Below are records; state how many of their lines hold the word "time", and give only the figure.

--- Source material ---

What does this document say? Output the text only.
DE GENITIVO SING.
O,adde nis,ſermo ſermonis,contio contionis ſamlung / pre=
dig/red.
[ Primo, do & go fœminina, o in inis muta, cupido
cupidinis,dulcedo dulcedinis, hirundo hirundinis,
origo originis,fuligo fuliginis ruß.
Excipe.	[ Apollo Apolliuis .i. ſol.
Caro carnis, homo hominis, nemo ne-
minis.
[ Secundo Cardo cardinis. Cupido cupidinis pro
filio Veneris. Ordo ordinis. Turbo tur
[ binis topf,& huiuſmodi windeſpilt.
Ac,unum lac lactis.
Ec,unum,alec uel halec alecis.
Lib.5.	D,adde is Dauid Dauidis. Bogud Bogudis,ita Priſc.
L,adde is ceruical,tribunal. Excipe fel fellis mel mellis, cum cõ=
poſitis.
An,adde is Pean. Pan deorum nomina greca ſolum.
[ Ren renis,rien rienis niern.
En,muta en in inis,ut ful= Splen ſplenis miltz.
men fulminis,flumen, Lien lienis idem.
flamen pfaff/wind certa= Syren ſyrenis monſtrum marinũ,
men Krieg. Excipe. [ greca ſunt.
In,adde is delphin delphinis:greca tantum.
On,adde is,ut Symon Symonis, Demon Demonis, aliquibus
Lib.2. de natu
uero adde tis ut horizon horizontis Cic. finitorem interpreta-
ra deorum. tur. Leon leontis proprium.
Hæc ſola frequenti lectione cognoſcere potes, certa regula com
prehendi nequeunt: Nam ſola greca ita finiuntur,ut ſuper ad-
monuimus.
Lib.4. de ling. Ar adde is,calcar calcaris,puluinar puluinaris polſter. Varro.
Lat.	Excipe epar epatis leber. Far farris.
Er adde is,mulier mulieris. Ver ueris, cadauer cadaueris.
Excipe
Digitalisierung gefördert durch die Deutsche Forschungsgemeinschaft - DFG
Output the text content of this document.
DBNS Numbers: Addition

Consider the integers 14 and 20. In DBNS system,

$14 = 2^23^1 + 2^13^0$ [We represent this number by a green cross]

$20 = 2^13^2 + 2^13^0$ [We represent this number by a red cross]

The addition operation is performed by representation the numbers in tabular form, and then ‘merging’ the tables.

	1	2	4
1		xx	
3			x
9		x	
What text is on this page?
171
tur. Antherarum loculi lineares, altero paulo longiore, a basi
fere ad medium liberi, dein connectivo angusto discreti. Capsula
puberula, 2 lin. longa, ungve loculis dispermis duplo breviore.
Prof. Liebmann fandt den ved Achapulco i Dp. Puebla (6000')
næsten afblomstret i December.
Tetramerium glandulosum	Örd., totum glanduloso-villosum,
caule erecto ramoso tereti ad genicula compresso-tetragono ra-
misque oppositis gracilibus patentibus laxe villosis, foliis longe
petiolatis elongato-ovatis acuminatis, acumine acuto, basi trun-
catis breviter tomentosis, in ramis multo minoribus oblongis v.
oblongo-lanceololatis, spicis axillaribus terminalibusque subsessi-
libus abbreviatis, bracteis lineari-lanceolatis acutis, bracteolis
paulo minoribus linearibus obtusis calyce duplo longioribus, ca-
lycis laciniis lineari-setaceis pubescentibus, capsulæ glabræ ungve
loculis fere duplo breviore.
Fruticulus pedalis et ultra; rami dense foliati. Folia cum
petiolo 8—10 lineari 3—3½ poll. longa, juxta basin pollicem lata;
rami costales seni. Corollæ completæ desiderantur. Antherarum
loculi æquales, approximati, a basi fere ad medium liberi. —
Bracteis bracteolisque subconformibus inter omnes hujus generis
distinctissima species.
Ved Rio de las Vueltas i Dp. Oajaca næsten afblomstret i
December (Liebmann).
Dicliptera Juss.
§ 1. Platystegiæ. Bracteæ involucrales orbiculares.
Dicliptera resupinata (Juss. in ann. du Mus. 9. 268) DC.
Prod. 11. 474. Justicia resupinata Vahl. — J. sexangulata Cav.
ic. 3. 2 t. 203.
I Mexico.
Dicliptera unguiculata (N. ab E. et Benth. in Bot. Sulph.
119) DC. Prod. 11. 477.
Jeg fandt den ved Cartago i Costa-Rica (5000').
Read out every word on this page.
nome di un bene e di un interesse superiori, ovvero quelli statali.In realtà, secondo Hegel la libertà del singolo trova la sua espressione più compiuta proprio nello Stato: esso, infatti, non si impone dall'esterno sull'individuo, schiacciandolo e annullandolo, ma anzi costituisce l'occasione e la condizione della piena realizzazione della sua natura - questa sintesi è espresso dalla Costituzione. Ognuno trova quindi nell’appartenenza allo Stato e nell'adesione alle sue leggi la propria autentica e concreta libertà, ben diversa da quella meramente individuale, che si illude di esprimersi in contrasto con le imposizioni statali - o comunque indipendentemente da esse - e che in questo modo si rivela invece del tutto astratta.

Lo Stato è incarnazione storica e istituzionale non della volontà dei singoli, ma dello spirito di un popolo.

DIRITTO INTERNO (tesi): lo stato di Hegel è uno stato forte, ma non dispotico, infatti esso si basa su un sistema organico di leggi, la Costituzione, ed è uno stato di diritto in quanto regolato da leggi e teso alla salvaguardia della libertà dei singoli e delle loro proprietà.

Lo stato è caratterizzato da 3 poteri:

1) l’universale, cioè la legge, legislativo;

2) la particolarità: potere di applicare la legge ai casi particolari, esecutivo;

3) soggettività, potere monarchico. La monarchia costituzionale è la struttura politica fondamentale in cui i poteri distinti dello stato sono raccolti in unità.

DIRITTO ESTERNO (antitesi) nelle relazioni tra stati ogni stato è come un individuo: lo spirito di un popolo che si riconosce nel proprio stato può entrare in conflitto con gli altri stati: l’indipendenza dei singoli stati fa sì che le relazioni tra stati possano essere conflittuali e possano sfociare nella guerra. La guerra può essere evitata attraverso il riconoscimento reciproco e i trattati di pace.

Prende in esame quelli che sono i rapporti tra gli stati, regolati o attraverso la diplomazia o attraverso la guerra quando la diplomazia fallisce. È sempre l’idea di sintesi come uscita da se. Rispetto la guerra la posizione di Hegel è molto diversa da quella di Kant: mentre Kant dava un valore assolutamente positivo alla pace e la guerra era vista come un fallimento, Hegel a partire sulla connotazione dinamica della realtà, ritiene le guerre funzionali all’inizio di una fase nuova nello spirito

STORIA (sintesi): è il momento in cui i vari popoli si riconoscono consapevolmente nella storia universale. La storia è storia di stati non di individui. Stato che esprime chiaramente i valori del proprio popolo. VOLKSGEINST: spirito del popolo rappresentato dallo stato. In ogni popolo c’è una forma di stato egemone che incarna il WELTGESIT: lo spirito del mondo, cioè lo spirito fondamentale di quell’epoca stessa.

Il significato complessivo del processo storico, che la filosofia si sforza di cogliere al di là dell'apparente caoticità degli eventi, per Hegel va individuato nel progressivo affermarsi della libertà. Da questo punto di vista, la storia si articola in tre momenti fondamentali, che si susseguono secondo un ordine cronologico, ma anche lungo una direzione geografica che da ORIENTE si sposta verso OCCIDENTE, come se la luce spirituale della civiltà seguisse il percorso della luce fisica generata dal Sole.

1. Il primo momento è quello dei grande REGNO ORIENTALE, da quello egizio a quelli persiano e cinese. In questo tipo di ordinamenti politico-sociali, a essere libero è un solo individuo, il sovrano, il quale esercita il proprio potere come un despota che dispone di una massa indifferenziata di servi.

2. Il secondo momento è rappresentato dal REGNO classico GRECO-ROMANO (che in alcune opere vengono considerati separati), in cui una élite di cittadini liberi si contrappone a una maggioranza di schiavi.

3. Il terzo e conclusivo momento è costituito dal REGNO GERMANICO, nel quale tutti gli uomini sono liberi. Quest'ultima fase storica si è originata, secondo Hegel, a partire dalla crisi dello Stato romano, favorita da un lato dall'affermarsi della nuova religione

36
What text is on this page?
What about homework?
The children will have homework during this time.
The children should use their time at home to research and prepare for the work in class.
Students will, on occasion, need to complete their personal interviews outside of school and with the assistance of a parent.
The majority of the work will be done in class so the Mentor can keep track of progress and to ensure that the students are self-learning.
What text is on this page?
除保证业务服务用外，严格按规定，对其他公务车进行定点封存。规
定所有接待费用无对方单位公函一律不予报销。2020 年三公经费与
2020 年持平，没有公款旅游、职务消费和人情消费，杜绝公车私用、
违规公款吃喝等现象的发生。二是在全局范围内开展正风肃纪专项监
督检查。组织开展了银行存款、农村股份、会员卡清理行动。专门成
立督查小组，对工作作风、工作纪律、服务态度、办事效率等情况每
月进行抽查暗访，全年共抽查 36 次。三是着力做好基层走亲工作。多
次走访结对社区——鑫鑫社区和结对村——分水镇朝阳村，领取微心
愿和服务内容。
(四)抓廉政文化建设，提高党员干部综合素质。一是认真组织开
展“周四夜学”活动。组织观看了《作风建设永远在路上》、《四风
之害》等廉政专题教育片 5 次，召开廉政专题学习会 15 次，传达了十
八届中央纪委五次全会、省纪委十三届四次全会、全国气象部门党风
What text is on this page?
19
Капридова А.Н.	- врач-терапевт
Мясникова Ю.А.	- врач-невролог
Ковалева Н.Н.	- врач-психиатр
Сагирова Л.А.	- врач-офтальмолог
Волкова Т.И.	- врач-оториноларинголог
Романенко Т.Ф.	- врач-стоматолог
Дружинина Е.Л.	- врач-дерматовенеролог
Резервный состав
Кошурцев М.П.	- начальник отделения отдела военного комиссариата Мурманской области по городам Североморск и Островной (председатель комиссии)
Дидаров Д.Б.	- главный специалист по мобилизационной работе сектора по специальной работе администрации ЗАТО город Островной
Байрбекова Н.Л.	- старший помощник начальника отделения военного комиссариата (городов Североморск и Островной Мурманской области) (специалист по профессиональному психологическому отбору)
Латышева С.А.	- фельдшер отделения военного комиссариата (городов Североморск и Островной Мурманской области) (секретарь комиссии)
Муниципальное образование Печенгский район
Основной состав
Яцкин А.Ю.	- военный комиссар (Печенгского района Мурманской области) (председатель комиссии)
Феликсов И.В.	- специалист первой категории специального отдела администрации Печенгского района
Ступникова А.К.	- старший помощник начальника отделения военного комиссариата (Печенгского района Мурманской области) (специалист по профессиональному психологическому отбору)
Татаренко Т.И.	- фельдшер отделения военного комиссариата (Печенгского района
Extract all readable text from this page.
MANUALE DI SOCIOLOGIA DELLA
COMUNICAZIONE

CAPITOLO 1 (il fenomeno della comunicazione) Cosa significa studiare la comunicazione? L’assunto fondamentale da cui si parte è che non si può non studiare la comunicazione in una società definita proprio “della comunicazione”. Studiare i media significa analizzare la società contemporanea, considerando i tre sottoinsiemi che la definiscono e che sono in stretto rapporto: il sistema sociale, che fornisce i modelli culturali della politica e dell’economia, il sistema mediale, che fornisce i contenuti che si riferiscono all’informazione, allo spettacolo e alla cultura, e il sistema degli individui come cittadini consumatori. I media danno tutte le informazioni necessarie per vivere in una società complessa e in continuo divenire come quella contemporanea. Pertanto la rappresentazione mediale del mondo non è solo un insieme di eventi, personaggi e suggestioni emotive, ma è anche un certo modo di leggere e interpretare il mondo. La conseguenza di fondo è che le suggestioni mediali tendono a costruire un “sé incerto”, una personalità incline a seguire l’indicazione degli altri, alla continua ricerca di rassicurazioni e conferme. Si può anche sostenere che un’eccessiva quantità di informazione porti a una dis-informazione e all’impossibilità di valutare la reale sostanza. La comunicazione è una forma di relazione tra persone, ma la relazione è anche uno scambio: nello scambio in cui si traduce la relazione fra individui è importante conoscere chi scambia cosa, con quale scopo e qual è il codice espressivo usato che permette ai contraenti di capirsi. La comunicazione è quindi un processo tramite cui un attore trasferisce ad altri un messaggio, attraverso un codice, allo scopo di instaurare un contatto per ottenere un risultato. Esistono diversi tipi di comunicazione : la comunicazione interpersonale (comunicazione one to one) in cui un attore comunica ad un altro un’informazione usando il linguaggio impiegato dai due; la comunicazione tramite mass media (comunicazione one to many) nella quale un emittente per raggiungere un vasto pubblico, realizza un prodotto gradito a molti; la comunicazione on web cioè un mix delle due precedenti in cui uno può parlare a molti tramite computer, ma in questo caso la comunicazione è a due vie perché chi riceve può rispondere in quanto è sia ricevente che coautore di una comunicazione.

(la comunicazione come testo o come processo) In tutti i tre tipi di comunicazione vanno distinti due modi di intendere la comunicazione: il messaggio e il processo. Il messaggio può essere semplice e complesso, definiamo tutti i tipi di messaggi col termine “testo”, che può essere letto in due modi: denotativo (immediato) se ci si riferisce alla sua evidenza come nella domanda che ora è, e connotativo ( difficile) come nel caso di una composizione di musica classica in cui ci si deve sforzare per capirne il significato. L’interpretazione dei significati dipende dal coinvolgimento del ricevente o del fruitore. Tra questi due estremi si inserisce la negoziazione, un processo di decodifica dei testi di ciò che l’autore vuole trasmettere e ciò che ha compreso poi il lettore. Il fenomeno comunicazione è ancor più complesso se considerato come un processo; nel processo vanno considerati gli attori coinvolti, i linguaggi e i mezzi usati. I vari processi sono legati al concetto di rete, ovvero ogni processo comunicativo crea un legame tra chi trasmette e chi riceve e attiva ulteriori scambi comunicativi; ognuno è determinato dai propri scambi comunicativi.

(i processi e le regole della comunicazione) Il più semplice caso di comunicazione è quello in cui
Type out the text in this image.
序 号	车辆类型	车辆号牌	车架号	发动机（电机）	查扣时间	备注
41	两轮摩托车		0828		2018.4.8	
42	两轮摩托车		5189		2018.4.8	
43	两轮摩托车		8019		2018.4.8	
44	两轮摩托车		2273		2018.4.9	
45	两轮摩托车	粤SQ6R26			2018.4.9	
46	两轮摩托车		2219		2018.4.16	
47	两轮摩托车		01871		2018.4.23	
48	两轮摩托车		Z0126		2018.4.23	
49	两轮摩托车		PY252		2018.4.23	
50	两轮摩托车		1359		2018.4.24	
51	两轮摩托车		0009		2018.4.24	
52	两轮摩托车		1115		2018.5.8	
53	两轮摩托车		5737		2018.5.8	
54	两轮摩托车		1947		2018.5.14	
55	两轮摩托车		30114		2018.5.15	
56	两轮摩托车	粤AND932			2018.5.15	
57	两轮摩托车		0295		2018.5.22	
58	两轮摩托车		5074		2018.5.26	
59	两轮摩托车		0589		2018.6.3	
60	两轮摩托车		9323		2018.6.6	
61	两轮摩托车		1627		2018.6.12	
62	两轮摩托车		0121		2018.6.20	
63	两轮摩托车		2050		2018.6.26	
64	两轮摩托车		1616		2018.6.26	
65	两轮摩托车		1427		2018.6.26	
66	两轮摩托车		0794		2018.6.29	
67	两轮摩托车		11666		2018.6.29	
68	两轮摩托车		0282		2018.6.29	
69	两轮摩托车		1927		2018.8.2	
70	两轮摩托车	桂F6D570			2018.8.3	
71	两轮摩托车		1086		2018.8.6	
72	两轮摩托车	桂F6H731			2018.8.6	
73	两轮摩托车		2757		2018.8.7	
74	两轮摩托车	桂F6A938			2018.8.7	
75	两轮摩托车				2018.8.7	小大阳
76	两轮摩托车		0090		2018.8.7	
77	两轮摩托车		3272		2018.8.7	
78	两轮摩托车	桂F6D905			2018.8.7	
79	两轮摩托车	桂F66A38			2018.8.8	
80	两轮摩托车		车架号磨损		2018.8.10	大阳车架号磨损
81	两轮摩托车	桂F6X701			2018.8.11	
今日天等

---

_Problem solution_. 2